Stored records
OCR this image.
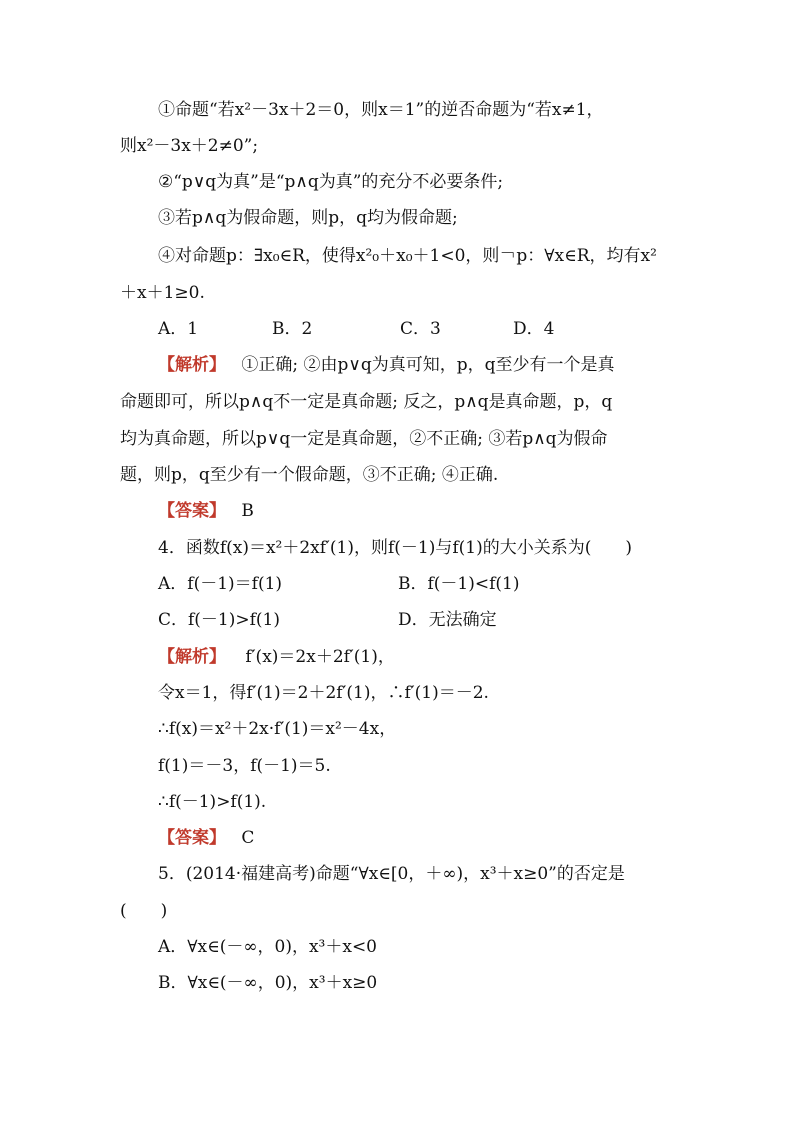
①命题“若x²－3x＋2＝0，则x＝1”的逆否命题为“若x≠1，
则x²－3x＋2≠0”;
②“p∨q为真”是“p∧q为真”的充分不必要条件;
③若p∧q为假命题，则p，q均为假命题;
④对命题p：∃x₀∈R，使得x²₀＋x₀＋1<0，则￢p：∀x∈R，均有x²
＋x＋1≥0.
A．1	B．2	C．3	D．4
【解析】 ①正确; ②由p∨q为真可知，p，q至少有一个是真
命题即可，所以p∧q不一定是真命题; 反之，p∧q是真命题，p，q
均为真命题，所以p∨q一定是真命题，②不正确; ③若p∧q为假命
题，则p，q至少有一个假命题，③不正确; ④正确.
【答案】 B
4．函数f(x)＝x²＋2xf′(1)，则f(－1)与f(1)的大小关系为(　　)
A．f(－1)＝f(1)	B．f(－1)<f(1)
C．f(－1)>f(1)	D．无法确定
【解析】 f′(x)＝2x＋2f′(1)，
令x＝1，得f′(1)＝2＋2f′(1)，∴f′(1)＝－2.
∴f(x)＝x²＋2x·f′(1)＝x²－4x，
f(1)＝－3，f(－1)＝5.
∴f(－1)>f(1).
【答案】 C
5．(2014·福建高考)命题“∀x∈[0，＋∞)，x³＋x≥0”的否定是
(　　)
A．∀x∈(－∞，0)，x³＋x<0
B．∀x∈(－∞，0)，x³＋x≥0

● **The exercise**
Set down the material exactly, every line of it, except for the pictures.

● **Answer to this task**
OCR this image.
①命题“若x²－3x＋2＝0，则x＝1”的逆否命题为“若x≠1，
则x²－3x＋2≠0”;
②“p∨q为真”是“p∧q为真”的充分不必要条件;
③若p∧q为假命题，则p，q均为假命题;
④对命题p：∃x₀∈R，使得x²₀＋x₀＋1<0，则￢p：∀x∈R，均有x²
＋x＋1≥0.
A．1	B．2	C．3	D．4
【解析】 ①正确; ②由p∨q为真可知，p，q至少有一个是真
命题即可，所以p∧q不一定是真命题; 反之，p∧q是真命题，p，q
均为真命题，所以p∨q一定是真命题，②不正确; ③若p∧q为假命
题，则p，q至少有一个假命题，③不正确; ④正确.
【答案】 B
4．函数f(x)＝x²＋2xf′(1)，则f(－1)与f(1)的大小关系为(　　)
A．f(－1)＝f(1)	B．f(－1)<f(1)
C．f(－1)>f(1)	D．无法确定
【解析】 f′(x)＝2x＋2f′(1)，
令x＝1，得f′(1)＝2＋2f′(1)，∴f′(1)＝－2.
∴f(x)＝x²＋2x·f′(1)＝x²－4x，
f(1)＝－3，f(－1)＝5.
∴f(－1)>f(1).
【答案】 C
5．(2014·福建高考)命题“∀x∈[0，＋∞)，x³＋x≥0”的否定是
(　　)
A．∀x∈(－∞，0)，x³＋x<0
B．∀x∈(－∞，0)，x³＋x≥0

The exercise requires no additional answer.